>> Begin Records for the exercise

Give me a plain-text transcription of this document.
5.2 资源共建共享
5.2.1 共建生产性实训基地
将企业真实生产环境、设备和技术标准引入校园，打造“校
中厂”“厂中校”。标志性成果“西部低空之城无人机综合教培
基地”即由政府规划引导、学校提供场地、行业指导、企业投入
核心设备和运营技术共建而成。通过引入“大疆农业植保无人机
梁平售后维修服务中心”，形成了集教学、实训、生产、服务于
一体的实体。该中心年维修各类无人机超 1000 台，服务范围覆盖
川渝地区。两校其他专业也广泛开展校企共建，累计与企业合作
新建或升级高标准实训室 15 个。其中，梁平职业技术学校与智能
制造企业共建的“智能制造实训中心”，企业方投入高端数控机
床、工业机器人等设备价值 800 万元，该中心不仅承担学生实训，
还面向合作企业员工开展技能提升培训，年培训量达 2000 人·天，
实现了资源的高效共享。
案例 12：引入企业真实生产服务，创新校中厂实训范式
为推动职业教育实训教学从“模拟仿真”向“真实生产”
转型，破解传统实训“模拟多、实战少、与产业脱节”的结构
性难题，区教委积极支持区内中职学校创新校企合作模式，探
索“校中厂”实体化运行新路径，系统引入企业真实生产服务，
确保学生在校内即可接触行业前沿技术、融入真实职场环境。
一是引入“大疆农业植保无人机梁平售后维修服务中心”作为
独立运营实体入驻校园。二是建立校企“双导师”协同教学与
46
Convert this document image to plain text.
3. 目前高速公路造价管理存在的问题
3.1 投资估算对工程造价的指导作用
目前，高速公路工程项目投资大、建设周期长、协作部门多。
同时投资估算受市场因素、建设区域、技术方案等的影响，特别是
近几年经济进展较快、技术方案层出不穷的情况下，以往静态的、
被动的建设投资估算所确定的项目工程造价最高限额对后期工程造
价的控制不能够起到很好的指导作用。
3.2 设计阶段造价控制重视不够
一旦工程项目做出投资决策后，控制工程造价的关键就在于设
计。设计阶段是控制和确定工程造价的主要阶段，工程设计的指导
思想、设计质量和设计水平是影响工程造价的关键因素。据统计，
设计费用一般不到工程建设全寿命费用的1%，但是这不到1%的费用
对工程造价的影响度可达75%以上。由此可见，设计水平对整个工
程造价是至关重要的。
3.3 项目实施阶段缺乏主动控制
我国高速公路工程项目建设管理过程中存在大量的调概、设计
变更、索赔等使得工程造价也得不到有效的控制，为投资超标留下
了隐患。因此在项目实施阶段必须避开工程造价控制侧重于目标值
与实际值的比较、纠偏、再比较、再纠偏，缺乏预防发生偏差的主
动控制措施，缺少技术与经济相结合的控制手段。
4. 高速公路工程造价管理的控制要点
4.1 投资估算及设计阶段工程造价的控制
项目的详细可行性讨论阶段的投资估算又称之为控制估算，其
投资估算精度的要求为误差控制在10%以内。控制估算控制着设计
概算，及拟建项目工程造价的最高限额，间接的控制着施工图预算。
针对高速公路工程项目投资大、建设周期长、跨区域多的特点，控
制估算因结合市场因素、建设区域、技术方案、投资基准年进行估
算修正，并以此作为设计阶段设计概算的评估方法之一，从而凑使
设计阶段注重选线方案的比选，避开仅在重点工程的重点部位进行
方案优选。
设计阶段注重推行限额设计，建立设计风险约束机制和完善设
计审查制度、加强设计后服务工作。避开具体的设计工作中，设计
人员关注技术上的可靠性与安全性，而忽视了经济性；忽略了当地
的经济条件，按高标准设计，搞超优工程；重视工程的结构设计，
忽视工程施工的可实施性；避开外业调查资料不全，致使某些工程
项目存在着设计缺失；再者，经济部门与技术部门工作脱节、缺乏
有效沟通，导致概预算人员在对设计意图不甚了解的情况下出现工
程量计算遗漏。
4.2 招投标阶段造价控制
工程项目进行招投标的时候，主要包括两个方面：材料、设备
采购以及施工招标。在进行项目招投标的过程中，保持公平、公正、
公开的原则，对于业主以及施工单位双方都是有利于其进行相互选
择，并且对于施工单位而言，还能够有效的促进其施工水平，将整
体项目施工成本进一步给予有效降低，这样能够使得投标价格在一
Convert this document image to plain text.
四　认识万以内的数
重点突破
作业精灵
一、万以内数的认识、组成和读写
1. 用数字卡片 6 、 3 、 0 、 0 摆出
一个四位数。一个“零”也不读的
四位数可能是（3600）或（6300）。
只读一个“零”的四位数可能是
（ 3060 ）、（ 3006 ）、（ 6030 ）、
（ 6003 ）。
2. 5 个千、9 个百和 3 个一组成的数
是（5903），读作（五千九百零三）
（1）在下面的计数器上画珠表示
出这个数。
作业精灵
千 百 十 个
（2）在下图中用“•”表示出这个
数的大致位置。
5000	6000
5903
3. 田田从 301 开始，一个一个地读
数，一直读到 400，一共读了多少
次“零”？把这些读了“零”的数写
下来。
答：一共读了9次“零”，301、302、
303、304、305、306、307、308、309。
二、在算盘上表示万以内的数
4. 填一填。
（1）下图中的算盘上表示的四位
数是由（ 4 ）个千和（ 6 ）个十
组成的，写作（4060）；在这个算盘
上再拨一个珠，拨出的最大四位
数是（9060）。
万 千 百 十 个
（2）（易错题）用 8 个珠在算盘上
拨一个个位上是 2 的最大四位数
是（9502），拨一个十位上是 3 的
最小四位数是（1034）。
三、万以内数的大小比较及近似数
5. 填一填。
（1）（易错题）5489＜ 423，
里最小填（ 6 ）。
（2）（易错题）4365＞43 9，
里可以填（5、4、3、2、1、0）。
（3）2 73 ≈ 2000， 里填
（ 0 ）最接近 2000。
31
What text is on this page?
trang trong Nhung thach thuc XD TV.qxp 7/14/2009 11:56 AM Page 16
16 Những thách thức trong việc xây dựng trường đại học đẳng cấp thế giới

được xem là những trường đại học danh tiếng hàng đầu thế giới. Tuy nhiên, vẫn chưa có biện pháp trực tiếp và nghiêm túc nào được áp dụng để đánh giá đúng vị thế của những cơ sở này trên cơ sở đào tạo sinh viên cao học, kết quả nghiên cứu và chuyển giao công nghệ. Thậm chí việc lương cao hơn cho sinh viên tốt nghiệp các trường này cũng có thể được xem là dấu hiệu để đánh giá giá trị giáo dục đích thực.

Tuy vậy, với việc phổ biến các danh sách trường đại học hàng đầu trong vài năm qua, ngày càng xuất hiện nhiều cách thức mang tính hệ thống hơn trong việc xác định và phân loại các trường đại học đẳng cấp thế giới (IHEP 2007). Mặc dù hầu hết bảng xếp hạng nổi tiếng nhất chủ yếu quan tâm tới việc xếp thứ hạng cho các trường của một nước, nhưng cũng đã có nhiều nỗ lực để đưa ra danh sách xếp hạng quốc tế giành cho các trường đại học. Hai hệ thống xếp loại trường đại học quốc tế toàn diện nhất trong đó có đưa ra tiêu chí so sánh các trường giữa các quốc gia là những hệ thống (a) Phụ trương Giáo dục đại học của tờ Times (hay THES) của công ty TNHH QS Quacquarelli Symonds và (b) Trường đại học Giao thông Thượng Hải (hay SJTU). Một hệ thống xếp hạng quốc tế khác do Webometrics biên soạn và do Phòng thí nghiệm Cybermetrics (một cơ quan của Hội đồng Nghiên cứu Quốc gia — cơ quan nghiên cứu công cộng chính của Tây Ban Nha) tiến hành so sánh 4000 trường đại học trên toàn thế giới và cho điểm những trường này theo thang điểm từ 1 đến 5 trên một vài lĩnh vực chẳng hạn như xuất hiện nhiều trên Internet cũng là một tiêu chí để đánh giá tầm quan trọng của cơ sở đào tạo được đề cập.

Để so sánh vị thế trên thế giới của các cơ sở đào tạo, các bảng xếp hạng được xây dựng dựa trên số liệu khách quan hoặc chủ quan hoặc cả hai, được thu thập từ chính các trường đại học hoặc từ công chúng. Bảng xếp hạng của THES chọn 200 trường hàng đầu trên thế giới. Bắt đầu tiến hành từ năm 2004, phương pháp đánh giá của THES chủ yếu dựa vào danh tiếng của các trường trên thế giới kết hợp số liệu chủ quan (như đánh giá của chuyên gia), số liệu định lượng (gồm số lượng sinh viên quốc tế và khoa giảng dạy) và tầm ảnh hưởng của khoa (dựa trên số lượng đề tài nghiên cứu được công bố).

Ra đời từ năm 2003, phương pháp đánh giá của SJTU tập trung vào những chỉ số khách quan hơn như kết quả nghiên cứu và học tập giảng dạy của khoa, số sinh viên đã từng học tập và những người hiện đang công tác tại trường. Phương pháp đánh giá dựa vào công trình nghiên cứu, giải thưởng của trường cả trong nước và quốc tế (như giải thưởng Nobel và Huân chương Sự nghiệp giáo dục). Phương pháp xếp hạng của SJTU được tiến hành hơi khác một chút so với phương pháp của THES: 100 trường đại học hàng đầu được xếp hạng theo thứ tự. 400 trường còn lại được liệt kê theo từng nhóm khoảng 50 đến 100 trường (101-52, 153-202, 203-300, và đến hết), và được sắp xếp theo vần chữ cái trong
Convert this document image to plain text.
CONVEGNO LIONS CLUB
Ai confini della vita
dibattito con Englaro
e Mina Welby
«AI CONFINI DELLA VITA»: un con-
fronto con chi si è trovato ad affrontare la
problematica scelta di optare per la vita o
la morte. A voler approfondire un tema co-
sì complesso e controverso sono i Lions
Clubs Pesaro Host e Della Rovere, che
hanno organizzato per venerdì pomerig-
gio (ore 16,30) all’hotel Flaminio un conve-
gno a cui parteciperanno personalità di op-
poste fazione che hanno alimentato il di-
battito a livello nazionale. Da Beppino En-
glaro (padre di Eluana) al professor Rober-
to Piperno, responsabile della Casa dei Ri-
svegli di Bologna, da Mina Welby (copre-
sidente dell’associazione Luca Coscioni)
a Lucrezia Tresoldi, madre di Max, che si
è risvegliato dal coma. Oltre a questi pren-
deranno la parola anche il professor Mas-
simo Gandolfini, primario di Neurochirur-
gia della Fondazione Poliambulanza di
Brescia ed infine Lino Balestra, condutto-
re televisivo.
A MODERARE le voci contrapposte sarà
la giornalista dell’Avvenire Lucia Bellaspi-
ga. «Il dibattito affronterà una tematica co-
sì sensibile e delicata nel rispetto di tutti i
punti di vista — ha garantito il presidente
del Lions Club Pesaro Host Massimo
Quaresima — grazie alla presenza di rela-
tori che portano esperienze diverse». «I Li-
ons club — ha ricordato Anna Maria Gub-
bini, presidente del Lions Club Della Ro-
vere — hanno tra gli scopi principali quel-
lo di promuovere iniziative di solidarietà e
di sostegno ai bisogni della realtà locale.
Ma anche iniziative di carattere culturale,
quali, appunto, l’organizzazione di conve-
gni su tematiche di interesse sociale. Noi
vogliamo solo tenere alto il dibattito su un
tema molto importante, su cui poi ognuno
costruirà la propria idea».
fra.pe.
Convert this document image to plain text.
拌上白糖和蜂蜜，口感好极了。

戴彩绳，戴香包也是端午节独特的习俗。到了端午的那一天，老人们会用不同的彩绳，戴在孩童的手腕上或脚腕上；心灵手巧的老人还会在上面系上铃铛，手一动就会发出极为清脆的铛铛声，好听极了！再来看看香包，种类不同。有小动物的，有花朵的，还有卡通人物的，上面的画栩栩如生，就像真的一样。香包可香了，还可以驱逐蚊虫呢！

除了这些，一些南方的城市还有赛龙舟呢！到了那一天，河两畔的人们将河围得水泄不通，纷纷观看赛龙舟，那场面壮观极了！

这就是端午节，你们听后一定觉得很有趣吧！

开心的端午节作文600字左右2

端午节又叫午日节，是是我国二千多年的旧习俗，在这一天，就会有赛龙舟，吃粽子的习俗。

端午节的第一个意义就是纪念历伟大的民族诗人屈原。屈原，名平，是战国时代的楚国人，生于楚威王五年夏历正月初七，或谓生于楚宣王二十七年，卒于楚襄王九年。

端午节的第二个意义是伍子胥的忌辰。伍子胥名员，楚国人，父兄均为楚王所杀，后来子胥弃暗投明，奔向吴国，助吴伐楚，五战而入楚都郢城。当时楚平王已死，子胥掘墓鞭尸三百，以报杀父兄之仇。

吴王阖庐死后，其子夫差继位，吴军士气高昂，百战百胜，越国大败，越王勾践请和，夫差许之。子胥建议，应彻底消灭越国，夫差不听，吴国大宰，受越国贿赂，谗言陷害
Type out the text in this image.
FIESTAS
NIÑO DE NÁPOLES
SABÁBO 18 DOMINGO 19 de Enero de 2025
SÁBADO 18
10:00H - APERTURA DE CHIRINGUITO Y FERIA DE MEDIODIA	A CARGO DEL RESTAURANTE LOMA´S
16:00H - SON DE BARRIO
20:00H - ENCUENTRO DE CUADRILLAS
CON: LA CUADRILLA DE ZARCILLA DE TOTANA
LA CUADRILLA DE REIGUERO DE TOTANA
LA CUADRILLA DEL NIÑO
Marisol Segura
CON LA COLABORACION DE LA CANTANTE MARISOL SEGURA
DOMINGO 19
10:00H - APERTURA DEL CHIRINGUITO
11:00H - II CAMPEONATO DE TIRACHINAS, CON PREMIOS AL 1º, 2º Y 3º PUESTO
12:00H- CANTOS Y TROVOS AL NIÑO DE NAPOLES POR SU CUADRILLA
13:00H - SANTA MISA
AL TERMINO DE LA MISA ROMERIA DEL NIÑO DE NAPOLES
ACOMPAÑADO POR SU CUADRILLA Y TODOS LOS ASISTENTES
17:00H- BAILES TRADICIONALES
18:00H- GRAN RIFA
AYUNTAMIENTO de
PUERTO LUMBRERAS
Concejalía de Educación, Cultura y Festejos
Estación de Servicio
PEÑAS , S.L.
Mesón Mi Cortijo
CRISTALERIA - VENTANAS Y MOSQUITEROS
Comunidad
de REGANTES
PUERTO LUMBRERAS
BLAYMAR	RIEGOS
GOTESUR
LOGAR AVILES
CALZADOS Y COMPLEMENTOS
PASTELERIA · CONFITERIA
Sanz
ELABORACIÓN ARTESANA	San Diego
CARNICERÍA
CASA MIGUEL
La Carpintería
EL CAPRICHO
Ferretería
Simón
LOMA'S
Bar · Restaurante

>> End Records for the exercise

_What is expected_
Locate the string "Pesaro" in the listing above and copy every line where it occurs.

_Finished task_
Clubs Pesaro Host e Della Rovere, che
del Lions Club Pesaro Host Massimo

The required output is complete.